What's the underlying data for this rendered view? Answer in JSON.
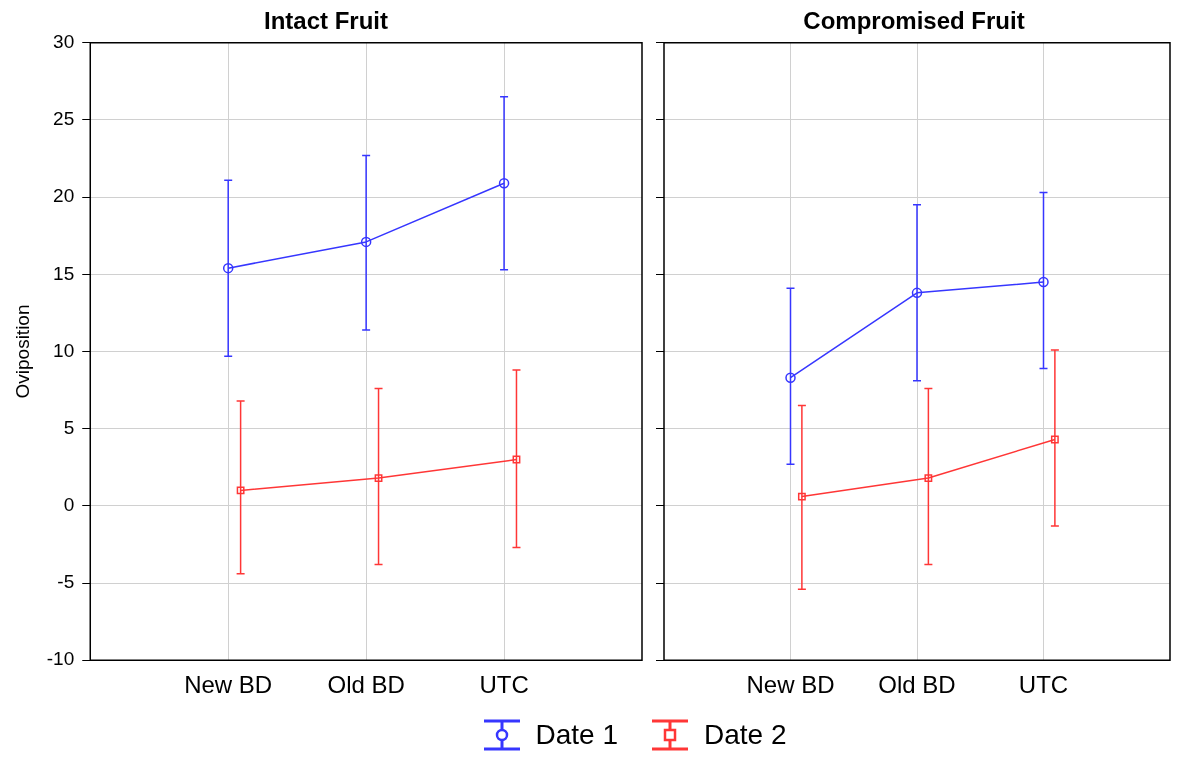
{
  "chart_data": [
    {
      "type": "line",
      "title": "Intact Fruit",
      "ylabel": "Oviposition",
      "categories": [
        "New BD",
        "Old BD",
        "UTC"
      ],
      "ylim": [
        -10,
        30
      ],
      "yticks": [
        -10,
        -5,
        0,
        5,
        10,
        15,
        20,
        25,
        30
      ],
      "grid": true,
      "series": [
        {
          "color": "#3636ff",
          "marker": "circle",
          "values": [
            15.4,
            17.1,
            20.9
          ],
          "errors": [
            [
              9.7,
              21.1
            ],
            [
              11.4,
              22.7
            ],
            [
              15.3,
              26.5
            ]
          ]
        },
        {
          "color": "#ff3636",
          "marker": "square",
          "values": [
            1.0,
            1.8,
            3.0
          ],
          "errors": [
            [
              -4.4,
              6.8
            ],
            [
              -3.8,
              7.6
            ],
            [
              -2.7,
              8.8
            ]
          ]
        }
      ]
    },
    {
      "type": "line",
      "title": "Compromised Fruit",
      "categories": [
        "New BD",
        "Old BD",
        "UTC"
      ],
      "ylim": [
        -10,
        30
      ],
      "yticks": [
        -10,
        -5,
        0,
        5,
        10,
        15,
        20,
        25,
        30
      ],
      "grid": true,
      "legend": "bottom",
      "tick_labels": "x",
      "series": [
        {
          "name": "Date 1",
          "color": "#3636ff",
          "marker": "circle",
          "values": [
            8.3,
            13.8,
            14.5
          ],
          "errors": [
            [
              2.7,
              14.1
            ],
            [
              8.1,
              19.5
            ],
            [
              8.9,
              20.3
            ]
          ]
        },
        {
          "name": "Date 2",
          "color": "#ff3636",
          "marker": "square",
          "values": [
            0.6,
            1.8,
            4.3
          ],
          "errors": [
            [
              -5.4,
              6.5
            ],
            [
              -3.8,
              7.6
            ],
            [
              -1.3,
              10.1
            ]
          ]
        }
      ]
    }
  ]
}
----
TO BE DONE ▸
What is the number of lines in the listing that contain the string "title"? Reply with that number alone.

WRITTEN RESPONSE ▸
2